§ **ЧТО СДЕЛАТЬ**: Выпишите из отрывка о греках все названия народов, которые употреблены в нем как существительные.

§ **ИСХОДНЫЙ ТЕКСТ**:
Вследствие только что указанных и иных недостатков и пороков Греков, кои всегда и везде они обнаруживают, мы решительно нигде не находили людей, им симпатизирующих, как мы в этом убедились собственными глазами. Так, в Молдавии притеснения и неправосудие сановников (господаря) Василия вызвали восстание всего народа, который изгнал Василия, перебил его клевретов и разграбил их имущество. То же самое, как мы слышали, ныне случилось с ними во всей Валахии. Казаки, как мы заметили, также их не любят. Московиты же принимают их только из сострадания, ради оказания им пособий. Скольких из них они послали в [368] ссылку в Сибирь и в монастыри мрачного (северного) моря! Скольких не пустили и вернули назад воеводы Путивля! Я всему этому причиной обилие их пороков и огромность творимого ими зла. В странах франкских не могут слышать равнодушно и самого имени Греков, говоря, что они чрез свое дурное управление потеряли свое царство и помогали Туркам, когда те покорили их, против других государства О, что это за народ! как гнусны его поступки! Если так действовали в древности их цари, то нечего удивляться теперь их низким поступкам всюду, где бы они и их архиереи ни находились. Бог да будет милостив к нам и к ним! Мы говорим это не в осуждение им, но так мы слышали о них везде, куда бы ни приходили, и сами от них видели множество скверных поступков. Однако ж, они имеют и похвальные качества, кои выражаются в их привязанности к своим архиереям, монахам и священникам. Они видят их пороки, видят, что патриархи одних низлагают, других убивают, а иных топят, но они все это прикрывают и оказывают им подобающий их сану почет. Даже когда их архиереи, священники и монахи уклоняются от правой веры, что многие делают чуть не ежедневно, они остаются твердыми в вере и не осуждают свое духовенство, ни белое, ни черное. Они имеют много других таких же хороших качеств, за которые мы всегда их хвалили в подобных обстоятельствах. И за то, что они мало осуждают, и мало между ними таких, кои следят за поступками своего духовенства, люди умные и дальновидные предпочитают их нам.

§ **ПЕРЕЧЕНЬ МАТЕРИАЛА**:
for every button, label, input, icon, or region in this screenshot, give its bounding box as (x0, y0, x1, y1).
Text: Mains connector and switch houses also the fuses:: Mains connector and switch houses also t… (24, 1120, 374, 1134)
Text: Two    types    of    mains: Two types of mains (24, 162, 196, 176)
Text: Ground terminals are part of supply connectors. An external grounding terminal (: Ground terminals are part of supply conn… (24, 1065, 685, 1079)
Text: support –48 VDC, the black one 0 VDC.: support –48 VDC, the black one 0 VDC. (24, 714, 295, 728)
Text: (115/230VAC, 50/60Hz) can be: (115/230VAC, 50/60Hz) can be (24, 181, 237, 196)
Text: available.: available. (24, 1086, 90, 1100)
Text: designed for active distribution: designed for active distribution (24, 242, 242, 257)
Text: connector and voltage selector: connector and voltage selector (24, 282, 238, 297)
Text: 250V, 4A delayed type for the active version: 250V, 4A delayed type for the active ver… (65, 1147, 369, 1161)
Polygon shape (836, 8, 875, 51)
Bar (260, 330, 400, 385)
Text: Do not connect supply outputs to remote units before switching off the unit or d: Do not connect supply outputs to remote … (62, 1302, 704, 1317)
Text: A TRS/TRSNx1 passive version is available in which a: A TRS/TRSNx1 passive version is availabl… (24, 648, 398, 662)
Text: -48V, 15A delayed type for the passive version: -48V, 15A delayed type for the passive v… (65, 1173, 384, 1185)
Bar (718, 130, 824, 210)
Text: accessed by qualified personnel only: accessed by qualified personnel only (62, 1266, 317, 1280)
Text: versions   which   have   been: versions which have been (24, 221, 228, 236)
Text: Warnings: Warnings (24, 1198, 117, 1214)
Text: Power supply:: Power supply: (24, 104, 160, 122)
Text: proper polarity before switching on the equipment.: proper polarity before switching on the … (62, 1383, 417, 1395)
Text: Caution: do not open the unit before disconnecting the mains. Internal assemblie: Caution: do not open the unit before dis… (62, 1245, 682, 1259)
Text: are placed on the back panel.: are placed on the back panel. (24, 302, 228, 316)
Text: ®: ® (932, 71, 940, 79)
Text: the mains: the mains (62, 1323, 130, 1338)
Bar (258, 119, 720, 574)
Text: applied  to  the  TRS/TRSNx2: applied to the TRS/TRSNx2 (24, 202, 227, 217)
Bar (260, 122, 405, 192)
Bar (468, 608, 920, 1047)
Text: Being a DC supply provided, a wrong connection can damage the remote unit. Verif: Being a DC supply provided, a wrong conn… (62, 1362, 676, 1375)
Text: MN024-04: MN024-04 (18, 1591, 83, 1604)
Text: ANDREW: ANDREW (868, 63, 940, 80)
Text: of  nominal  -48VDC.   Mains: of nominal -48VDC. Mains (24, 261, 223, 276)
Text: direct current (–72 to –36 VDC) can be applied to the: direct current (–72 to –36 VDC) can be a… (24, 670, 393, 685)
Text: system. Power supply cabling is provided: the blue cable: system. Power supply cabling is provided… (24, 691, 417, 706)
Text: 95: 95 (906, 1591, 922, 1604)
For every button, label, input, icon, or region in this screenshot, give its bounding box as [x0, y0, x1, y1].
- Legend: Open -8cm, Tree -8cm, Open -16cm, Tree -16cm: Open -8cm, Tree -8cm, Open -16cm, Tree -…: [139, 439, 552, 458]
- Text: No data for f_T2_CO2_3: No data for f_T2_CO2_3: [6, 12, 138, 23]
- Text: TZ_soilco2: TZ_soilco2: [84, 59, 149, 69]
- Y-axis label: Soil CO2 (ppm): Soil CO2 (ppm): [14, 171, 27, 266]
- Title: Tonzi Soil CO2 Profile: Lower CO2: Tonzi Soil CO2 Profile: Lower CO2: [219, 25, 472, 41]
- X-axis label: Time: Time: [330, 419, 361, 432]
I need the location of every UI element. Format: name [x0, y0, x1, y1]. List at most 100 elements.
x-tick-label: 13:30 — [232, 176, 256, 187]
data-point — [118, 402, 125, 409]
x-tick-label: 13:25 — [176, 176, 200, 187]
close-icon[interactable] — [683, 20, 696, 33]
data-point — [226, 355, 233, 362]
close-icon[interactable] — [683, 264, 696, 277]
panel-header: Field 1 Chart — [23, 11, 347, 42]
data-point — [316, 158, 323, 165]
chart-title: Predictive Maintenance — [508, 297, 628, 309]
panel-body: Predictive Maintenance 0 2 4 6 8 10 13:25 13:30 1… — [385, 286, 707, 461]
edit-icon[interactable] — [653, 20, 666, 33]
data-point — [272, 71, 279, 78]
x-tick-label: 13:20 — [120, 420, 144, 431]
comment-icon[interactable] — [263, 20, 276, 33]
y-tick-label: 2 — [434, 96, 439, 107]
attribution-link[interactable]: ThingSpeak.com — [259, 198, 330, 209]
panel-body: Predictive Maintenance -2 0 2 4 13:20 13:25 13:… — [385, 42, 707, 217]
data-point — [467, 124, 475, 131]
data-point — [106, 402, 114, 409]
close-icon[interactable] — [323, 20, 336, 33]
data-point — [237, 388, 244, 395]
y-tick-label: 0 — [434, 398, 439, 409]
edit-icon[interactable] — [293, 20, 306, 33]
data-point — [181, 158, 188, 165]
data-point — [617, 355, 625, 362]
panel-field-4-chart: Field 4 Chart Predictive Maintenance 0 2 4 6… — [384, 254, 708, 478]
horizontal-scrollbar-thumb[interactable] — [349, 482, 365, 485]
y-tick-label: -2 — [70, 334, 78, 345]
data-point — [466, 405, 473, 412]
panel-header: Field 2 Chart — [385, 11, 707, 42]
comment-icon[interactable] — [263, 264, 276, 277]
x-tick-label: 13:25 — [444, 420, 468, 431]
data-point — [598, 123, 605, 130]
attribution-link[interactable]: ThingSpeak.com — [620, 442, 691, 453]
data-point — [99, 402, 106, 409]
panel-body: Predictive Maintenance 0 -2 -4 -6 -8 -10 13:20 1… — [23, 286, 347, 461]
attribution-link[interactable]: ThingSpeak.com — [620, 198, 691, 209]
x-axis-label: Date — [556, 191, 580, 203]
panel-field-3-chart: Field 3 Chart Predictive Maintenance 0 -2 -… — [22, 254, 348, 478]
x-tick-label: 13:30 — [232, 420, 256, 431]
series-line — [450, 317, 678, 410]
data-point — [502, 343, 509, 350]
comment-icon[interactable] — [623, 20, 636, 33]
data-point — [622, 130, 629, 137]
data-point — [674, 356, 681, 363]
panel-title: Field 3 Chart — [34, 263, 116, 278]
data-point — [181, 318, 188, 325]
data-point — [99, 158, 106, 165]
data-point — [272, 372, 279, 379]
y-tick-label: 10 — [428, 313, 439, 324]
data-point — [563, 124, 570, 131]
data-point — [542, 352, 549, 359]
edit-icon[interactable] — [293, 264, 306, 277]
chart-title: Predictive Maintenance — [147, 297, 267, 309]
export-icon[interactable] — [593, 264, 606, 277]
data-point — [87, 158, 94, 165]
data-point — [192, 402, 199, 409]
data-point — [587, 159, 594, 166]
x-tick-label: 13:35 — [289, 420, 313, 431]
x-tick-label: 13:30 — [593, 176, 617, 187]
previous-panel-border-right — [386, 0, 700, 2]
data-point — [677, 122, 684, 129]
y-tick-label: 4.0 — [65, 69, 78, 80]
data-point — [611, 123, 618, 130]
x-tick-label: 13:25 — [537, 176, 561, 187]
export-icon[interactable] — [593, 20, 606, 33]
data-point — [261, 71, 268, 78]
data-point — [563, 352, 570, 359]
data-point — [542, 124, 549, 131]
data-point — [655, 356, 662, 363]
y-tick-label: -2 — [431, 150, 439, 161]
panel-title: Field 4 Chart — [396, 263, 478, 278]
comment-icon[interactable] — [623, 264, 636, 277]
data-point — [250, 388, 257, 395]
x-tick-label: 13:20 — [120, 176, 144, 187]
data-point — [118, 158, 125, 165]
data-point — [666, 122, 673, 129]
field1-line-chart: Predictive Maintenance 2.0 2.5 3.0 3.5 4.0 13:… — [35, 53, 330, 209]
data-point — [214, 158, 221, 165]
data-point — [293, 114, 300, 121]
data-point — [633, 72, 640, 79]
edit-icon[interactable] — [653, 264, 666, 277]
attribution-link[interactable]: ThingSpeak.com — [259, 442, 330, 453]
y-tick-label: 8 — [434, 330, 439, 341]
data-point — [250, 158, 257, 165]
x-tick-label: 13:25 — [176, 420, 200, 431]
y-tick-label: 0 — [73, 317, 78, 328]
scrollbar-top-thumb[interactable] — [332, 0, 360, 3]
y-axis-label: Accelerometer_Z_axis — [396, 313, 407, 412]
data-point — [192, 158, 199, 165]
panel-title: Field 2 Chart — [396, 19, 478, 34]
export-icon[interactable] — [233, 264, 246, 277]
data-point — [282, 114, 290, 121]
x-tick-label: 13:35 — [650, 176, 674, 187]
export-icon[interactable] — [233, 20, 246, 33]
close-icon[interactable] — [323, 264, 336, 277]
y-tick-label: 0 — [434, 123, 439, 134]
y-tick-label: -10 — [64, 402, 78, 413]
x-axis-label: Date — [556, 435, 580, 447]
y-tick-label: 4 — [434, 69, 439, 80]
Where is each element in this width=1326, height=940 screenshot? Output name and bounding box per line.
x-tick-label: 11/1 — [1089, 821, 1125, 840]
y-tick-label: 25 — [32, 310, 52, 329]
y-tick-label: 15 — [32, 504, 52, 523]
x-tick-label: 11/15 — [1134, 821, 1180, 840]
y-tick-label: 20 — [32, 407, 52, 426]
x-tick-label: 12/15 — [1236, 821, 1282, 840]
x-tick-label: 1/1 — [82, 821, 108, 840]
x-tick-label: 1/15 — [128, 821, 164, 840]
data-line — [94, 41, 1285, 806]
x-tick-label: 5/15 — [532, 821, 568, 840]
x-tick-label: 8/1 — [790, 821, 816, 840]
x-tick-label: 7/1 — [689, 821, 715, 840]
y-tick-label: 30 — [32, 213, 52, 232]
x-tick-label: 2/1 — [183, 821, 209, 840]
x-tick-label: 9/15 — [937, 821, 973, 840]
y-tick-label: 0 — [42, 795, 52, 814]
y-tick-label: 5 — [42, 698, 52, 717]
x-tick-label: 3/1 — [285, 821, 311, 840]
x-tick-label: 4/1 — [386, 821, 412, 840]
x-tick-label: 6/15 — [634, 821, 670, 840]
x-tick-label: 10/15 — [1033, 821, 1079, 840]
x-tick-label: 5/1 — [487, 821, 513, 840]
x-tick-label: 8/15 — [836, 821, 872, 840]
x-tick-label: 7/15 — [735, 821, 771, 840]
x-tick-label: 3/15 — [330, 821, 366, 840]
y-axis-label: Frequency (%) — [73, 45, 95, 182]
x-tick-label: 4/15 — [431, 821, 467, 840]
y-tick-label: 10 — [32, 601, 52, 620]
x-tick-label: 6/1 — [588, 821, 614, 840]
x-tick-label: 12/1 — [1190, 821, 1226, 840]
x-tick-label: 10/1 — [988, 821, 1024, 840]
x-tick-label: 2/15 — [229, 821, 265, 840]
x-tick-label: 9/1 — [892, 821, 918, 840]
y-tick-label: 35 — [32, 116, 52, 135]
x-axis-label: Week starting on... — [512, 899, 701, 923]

§ **ОТВЕТ**: Греки, Казаки, Московиты, Турки.